**Short problem**
Select every line containing the word "повязки" from the material, and copy those lines.

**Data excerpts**
_ _ _ _ _ _ _

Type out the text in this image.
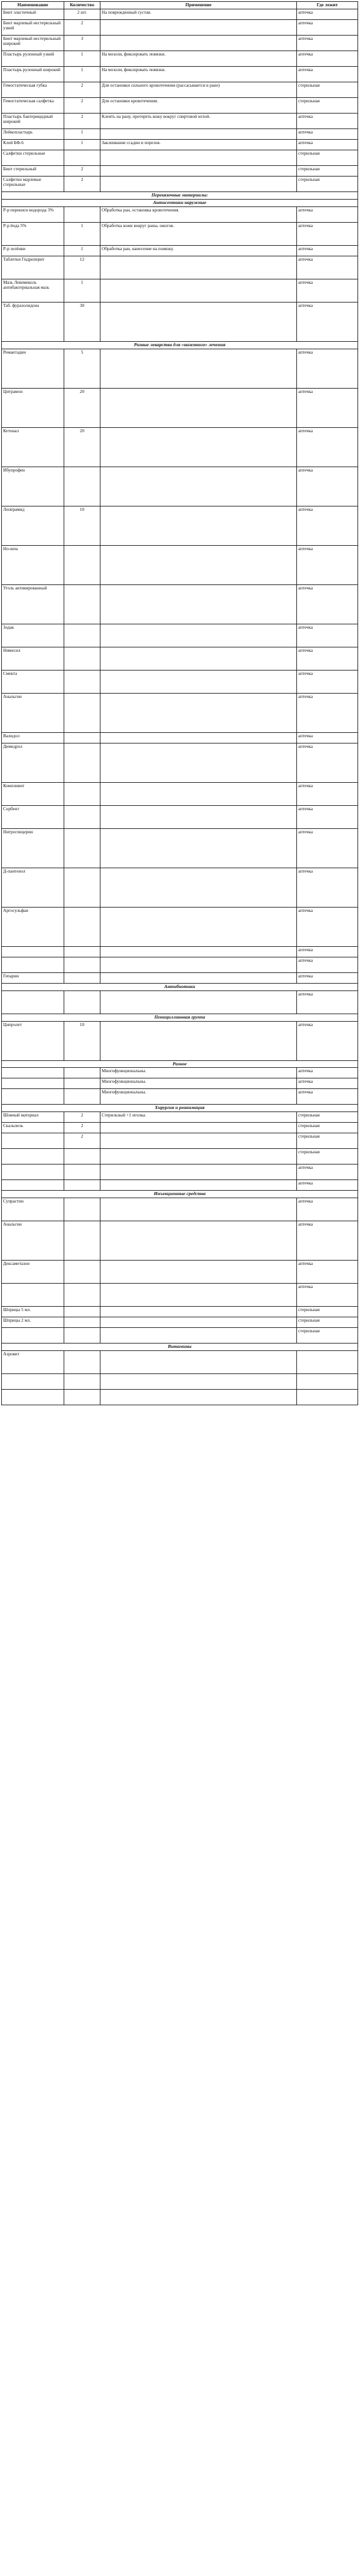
Наименование	Количество	Применение	Где лежит
Бинт эластичный	2 шт.	На поврежденный сустав.	аптечка
Бинт марлевый нестерильный узкий	2		аптечка
Бинт марлевый нестерильный широкий	3		аптечка
Пластырь рулонный узкий	1	На мозоли, фиксировать повязки.	аптечка
Пластырь рулонный широкий	1	На мозоли, фиксировать повязки.	аптечка
Гемостатическая губка	2	Для остановки сильного кровотечения (рассасывается в ране)	стерильная
Гемостатическая салфетка	2	Для остановки кровотечения.	стерильная
Пластырь бактерицидный широкий	2	Клеить на рану, протереть кожу вокруг спиртовой иглой.	аптечка
Лейкопластырь	1		аптечка
Клей БФ-6	1	Заклеивание ссадин и порезов.	аптечка
Салфетки стерильные			стерильная
Бинт стерильный	2		стерильная
Салфетки марлевые стерильные	2		стерильная
Перевязочные материалы:			
Антисептики наружные			
Р-р перекиси водорода 3%		Обработка ран, остановка кровотечения.	аптечка
Р-р йода 5%	1	Обработка кожи вокруг раны, ожогов.	аптечка
Р-р зелёнки	1	Обработка ран, нанесение на повязку.	аптечка
Таблетки Гидроперит	12		аптечка
Мазь Левомеколь антибактериальная мазь	1		аптечка
Таб. фуразолидона	30		аптечка
Разные лекарства для «наземного» лечения			
Ремантадин	5		аптечка
Цитрамон	20		аптечка
Кетонал	20		аптечка
Ибупрофен			аптечка
Лоперамид	10		аптечка
Но-шпа			аптечка
Уголь активированный			аптечка
Зодак			аптечка
Нимесил			аптечка
Смекта			аптечка
Анальгин			аптечка
Валидол			аптечка
Димедрол			аптечка
Компливит			аптечка
Сорбент			аптечка
Нитроглицерин			аптечка
Д-пантенол			аптечка
Аргосульфан			аптечка
			аптечка
			аптечка
Гепарин			аптечка
Антибиотики			
			аптечка
Пенициллиновая группа			
Ципролет	10		аптечка
Разное			
		Многофункциональны.	аптечка
		Многофункциональны.	аптечка
		Многофункциональны.	аптечка
Хирургия и реанимация			
Шовный материал	2	Стерильный +1 иголка.	стерильная
Скальпель	2		стерильная
	2		стерильная
			стерильная
			аптечка
			аптечка
Инъекционные средства			
Супрастин			аптечка
Анальгин			аптечка
Дексаметазон			аптечка
			аптечка
Шприцы 5 мл.			стерильная
Шприцы 2 мл.			стерильная
			стерильная
Витамины			
Аэровит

_ _ _ _ _ _ _

**Result below**
Пластырь рулонный узкий	1	На мозоли, фиксировать повязки.	аптечка
Пластырь рулонный широкий	1	На мозоли, фиксировать повязки.	аптечка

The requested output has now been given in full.